== Set task ==
Retype all of the data. Every line must match exactly.

== Exercise materials ==

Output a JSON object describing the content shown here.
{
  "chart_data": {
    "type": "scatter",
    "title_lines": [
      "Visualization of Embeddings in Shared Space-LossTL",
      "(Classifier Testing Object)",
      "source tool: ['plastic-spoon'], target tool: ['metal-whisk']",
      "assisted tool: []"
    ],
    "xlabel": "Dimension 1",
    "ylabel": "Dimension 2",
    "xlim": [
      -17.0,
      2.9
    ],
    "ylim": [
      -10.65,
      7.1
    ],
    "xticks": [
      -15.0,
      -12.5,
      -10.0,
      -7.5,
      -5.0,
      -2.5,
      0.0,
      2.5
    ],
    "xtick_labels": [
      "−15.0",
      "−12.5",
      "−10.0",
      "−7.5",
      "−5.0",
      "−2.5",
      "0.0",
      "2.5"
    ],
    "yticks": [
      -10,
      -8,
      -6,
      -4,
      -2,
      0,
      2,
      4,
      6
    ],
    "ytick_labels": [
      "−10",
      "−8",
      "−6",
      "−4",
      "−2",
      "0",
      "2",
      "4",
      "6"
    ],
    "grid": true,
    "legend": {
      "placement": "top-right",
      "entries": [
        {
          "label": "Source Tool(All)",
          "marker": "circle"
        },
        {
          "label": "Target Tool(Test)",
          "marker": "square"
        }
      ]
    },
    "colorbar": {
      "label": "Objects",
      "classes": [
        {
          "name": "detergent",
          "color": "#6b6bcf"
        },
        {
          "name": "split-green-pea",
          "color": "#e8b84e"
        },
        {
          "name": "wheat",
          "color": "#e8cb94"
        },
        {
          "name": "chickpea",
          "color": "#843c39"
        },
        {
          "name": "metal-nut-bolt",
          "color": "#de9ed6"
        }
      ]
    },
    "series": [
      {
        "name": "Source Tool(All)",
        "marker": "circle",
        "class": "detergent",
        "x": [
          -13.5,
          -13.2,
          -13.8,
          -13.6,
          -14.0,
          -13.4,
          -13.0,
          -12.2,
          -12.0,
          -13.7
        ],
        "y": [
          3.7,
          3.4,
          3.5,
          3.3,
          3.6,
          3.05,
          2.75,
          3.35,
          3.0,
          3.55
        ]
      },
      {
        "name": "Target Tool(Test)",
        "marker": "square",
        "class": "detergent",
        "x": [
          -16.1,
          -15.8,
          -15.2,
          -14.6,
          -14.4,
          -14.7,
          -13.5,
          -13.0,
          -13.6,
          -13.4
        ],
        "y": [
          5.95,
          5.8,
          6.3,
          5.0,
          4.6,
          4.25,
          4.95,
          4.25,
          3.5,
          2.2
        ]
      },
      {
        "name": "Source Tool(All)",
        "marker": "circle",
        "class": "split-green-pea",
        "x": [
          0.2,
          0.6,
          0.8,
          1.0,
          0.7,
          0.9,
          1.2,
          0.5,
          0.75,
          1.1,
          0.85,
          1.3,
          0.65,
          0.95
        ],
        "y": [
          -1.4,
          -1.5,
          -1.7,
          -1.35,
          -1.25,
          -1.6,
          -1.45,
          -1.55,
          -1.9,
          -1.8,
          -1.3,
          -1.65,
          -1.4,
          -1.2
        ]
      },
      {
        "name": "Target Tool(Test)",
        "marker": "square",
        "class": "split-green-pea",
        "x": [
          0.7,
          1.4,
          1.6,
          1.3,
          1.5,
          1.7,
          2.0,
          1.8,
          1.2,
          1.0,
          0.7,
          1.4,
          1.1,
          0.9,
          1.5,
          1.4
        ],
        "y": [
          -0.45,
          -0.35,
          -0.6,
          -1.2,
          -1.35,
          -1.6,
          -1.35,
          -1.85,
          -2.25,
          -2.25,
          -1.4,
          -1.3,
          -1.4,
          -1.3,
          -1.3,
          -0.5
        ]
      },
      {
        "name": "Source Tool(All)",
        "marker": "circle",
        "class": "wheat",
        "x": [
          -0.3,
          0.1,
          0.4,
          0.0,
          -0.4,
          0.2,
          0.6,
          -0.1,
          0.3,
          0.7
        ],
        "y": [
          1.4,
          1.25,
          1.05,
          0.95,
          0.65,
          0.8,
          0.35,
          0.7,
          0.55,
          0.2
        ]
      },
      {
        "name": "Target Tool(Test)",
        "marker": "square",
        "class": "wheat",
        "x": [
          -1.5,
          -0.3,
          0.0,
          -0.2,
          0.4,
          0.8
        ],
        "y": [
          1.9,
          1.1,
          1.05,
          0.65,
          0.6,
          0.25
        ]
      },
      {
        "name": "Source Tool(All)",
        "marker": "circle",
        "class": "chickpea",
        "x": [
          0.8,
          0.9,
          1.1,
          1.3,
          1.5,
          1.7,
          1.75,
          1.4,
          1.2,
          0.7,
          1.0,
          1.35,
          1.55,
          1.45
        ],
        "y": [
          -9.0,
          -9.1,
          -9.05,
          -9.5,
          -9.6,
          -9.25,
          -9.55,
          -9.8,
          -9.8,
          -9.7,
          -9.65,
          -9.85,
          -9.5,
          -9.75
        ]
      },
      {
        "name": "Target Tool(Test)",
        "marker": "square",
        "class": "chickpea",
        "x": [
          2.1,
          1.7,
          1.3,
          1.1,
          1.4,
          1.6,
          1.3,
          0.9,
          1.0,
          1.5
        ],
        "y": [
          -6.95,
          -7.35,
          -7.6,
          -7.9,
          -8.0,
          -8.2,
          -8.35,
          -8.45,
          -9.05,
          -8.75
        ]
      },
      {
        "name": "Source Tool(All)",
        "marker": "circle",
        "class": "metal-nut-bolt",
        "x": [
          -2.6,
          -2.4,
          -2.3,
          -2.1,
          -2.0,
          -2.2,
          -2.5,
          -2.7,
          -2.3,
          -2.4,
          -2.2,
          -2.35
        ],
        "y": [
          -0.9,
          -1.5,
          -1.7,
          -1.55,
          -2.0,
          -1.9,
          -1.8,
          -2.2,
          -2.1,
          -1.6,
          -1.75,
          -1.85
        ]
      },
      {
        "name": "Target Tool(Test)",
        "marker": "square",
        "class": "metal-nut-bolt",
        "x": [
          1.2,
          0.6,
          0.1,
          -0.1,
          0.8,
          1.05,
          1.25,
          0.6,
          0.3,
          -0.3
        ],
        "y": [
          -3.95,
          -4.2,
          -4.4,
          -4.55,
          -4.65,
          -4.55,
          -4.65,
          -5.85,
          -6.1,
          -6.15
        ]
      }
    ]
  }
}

== Finished answer ==
Output a JSON object describing the content shown here.
{
  "chart_data": {
    "type": "scatter",
    "title_lines": [
      "Visualization of Embeddings in Shared Space-LossTL",
      "(Classifier Testing Object)",
      "source tool: ['plastic-spoon'], target tool: ['metal-whisk']",
      "assisted tool: []"
    ],
    "xlabel": "Dimension 1",
    "ylabel": "Dimension 2",
    "xlim": [
      -17.0,
      2.9
    ],
    "ylim": [
      -10.65,
      7.1
    ],
    "xticks": [
      -15.0,
      -12.5,
      -10.0,
      -7.5,
      -5.0,
      -2.5,
      0.0,
      2.5
    ],
    "xtick_labels": [
      "−15.0",
      "−12.5",
      "−10.0",
      "−7.5",
      "−5.0",
      "−2.5",
      "0.0",
      "2.5"
    ],
    "yticks": [
      -10,
      -8,
      -6,
      -4,
      -2,
      0,
      2,
      4,
      6
    ],
    "ytick_labels": [
      "−10",
      "−8",
      "−6",
      "−4",
      "−2",
      "0",
      "2",
      "4",
      "6"
    ],
    "grid": true,
    "legend": {
      "placement": "top-right",
      "entries": [
        {
          "label": "Source Tool(All)",
          "marker": "circle"
        },
        {
          "label": "Target Tool(Test)",
          "marker": "square"
        }
      ]
    },
    "colorbar": {
      "label": "Objects",
      "classes": [
        {
          "name": "detergent",
          "color": "#6b6bcf"
        },
        {
          "name": "split-green-pea",
          "color": "#e8b84e"
        },
        {
          "name": "wheat",
          "color": "#e8cb94"
        },
        {
          "name": "chickpea",
          "color": "#843c39"
        },
        {
          "name": "metal-nut-bolt",
          "color": "#de9ed6"
        }
      ]
    },
    "series": [
      {
        "name": "Source Tool(All)",
        "marker": "circle",
        "class": "detergent",
        "x": [
          -13.5,
          -13.2,
          -13.8,
          -13.6,
          -14.0,
          -13.4,
          -13.0,
          -12.2,
          -12.0,
          -13.7
        ],
        "y": [
          3.7,
          3.4,
          3.5,
          3.3,
          3.6,
          3.05,
          2.75,
          3.35,
          3.0,
          3.55
        ]
      },
      {
        "name": "Target Tool(Test)",
        "marker": "square",
        "class": "detergent",
        "x": [
          -16.1,
          -15.8,
          -15.2,
          -14.6,
          -14.4,
          -14.7,
          -13.5,
          -13.0,
          -13.6,
          -13.4
        ],
        "y": [
          5.95,
          5.8,
          6.3,
          5.0,
          4.6,
          4.25,
          4.95,
          4.25,
          3.5,
          2.2
        ]
      },
      {
        "name": "Source Tool(All)",
        "marker": "circle",
        "class": "split-green-pea",
        "x": [
          0.2,
          0.6,
          0.8,
          1.0,
          0.7,
          0.9,
          1.2,
          0.5,
          0.75,
          1.1,
          0.85,
          1.3,
          0.65,
          0.95
        ],
        "y": [
          -1.4,
          -1.5,
          -1.7,
          -1.35,
          -1.25,
          -1.6,
          -1.45,
          -1.55,
          -1.9,
          -1.8,
          -1.3,
          -1.65,
          -1.4,
          -1.2
        ]
      },
      {
        "name": "Target Tool(Test)",
        "marker": "square",
        "class": "split-green-pea",
        "x": [
          0.7,
          1.4,
          1.6,
          1.3,
          1.5,
          1.7,
          2.0,
          1.8,
          1.2,
          1.0,
          0.7,
          1.4,
          1.1,
          0.9,
          1.5,
          1.4
        ],
        "y": [
          -0.45,
          -0.35,
          -0.6,
          -1.2,
          -1.35,
          -1.6,
          -1.35,
          -1.85,
          -2.25,
          -2.25,
          -1.4,
          -1.3,
          -1.4,
          -1.3,
          -1.3,
          -0.5
        ]
      },
      {
        "name": "Source Tool(All)",
        "marker": "circle",
        "class": "wheat",
        "x": [
          -0.3,
          0.1,
          0.4,
          0.0,
          -0.4,
          0.2,
          0.6,
          -0.1,
          0.3,
          0.7
        ],
        "y": [
          1.4,
          1.25,
          1.05,
          0.95,
          0.65,
          0.8,
          0.35,
          0.7,
          0.55,
          0.2
        ]
      },
      {
        "name": "Target Tool(Test)",
        "marker": "square",
        "class": "wheat",
        "x": [
          -1.5,
          -0.3,
          0.0,
          -0.2,
          0.4,
          0.8
        ],
        "y": [
          1.9,
          1.1,
          1.05,
          0.65,
          0.6,
          0.25
        ]
      },
      {
        "name": "Source Tool(All)",
        "marker": "circle",
        "class": "chickpea",
        "x": [
          0.8,
          0.9,
          1.1,
          1.3,
          1.5,
          1.7,
          1.75,
          1.4,
          1.2,
          0.7,
          1.0,
          1.35,
          1.55,
          1.45
        ],
        "y": [
          -9.0,
          -9.1,
          -9.05,
          -9.5,
          -9.6,
          -9.25,
          -9.55,
          -9.8,
          -9.8,
          -9.7,
          -9.65,
          -9.85,
          -9.5,
          -9.75
        ]
      },
      {
        "name": "Target Tool(Test)",
        "marker": "square",
        "class": "chickpea",
        "x": [
          2.1,
          1.7,
          1.3,
          1.1,
          1.4,
          1.6,
          1.3,
          0.9,
          1.0,
          1.5
        ],
        "y": [
          -6.95,
          -7.35,
          -7.6,
          -7.9,
          -8.0,
          -8.2,
          -8.35,
          -8.45,
          -9.05,
          -8.75
        ]
      },
      {
        "name": "Source Tool(All)",
        "marker": "circle",
        "class": "metal-nut-bolt",
        "x": [
          -2.6,
          -2.4,
          -2.3,
          -2.1,
          -2.0,
          -2.2,
          -2.5,
          -2.7,
          -2.3,
          -2.4,
          -2.2,
          -2.35
        ],
        "y": [
          -0.9,
          -1.5,
          -1.7,
          -1.55,
          -2.0,
          -1.9,
          -1.8,
          -2.2,
          -2.1,
          -1.6,
          -1.75,
          -1.85
        ]
      },
      {
        "name": "Target Tool(Test)",
        "marker": "square",
        "class": "metal-nut-bolt",
        "x": [
          1.2,
          0.6,
          0.1,
          -0.1,
          0.8,
          1.05,
          1.25,
          0.6,
          0.3,
          -0.3
        ],
        "y": [
          -3.95,
          -4.2,
          -4.4,
          -4.55,
          -4.65,
          -4.55,
          -4.65,
          -5.85,
          -6.1,
          -6.15
        ]
      }
    ]
  }
}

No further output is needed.